# Work to complete
Return each line of the items below that contains the string "radio".

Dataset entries

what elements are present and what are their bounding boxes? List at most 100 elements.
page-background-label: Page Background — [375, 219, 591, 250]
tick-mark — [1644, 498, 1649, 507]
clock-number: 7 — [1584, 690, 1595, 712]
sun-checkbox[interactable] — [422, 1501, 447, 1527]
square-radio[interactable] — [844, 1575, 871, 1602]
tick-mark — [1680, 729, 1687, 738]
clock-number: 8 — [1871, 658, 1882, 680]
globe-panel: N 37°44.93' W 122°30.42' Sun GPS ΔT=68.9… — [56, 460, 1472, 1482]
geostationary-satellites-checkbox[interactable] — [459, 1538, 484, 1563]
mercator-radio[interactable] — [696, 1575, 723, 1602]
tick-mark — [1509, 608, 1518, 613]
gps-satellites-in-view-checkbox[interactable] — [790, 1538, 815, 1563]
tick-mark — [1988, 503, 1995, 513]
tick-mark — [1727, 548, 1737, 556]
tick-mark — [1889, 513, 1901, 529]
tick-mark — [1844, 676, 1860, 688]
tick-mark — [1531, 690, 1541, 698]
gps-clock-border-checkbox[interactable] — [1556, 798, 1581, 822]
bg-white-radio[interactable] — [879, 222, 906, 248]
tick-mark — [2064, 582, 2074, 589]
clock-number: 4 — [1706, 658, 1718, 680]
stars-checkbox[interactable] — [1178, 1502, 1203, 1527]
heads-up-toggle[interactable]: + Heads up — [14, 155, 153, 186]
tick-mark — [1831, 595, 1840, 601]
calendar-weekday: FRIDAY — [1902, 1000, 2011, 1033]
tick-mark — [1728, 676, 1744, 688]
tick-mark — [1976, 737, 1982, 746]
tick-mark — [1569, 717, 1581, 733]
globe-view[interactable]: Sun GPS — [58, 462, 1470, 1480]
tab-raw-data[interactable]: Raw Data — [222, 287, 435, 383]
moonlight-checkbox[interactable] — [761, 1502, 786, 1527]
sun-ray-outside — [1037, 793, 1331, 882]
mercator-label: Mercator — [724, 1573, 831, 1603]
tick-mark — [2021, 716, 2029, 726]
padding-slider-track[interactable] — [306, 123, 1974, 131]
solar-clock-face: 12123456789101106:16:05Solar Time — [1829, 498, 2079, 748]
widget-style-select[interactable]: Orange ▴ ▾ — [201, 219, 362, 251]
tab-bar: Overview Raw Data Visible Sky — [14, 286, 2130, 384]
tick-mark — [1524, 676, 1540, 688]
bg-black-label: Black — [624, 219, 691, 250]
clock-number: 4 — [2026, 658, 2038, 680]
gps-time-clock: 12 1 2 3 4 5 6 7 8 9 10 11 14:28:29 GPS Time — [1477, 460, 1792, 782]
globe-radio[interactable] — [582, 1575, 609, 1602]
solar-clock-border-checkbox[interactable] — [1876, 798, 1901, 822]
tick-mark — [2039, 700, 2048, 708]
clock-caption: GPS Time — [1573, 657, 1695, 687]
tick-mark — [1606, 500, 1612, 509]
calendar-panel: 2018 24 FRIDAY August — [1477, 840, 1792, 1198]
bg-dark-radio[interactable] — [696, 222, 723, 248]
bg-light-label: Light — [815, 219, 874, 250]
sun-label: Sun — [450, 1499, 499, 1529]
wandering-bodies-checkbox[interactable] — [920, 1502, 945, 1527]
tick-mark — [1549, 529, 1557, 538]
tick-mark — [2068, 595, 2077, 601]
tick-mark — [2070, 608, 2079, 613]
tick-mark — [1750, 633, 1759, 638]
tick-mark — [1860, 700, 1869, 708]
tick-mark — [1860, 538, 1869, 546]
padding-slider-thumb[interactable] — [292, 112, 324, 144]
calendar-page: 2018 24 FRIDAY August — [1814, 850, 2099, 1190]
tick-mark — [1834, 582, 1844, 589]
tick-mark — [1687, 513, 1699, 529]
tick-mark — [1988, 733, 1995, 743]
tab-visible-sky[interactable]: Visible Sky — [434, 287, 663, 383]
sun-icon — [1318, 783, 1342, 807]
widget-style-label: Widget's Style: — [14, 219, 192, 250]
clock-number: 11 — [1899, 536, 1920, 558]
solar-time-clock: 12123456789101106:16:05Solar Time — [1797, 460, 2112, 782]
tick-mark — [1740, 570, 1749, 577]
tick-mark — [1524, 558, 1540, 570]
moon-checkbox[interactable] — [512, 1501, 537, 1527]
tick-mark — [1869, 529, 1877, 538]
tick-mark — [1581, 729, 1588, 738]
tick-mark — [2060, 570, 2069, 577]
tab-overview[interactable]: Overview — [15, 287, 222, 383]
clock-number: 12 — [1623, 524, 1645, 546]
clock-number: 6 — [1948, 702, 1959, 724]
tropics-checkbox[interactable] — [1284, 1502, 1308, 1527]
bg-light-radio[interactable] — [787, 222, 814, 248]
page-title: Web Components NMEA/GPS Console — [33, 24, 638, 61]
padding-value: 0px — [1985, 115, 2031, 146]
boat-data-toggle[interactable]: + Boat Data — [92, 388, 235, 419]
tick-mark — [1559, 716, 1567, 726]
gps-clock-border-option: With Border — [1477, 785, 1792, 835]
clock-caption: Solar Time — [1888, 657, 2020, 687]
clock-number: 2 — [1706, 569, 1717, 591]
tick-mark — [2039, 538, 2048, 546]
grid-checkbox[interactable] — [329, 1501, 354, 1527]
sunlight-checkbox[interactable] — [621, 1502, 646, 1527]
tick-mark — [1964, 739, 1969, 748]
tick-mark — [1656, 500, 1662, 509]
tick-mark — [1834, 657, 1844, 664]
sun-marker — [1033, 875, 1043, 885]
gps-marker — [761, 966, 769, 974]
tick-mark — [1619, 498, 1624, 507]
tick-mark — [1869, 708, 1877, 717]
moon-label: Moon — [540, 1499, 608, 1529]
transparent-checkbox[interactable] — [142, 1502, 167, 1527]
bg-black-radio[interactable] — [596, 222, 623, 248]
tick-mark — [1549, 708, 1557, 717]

# Task response
square-radio[interactable] — [844, 1575, 871, 1602]
mercator-radio[interactable] — [696, 1575, 723, 1602]
bg-white-radio[interactable] — [879, 222, 906, 248]
globe-radio[interactable] — [582, 1575, 609, 1602]
bg-dark-radio[interactable] — [696, 222, 723, 248]
bg-light-radio[interactable] — [787, 222, 814, 248]
bg-black-radio[interactable] — [596, 222, 623, 248]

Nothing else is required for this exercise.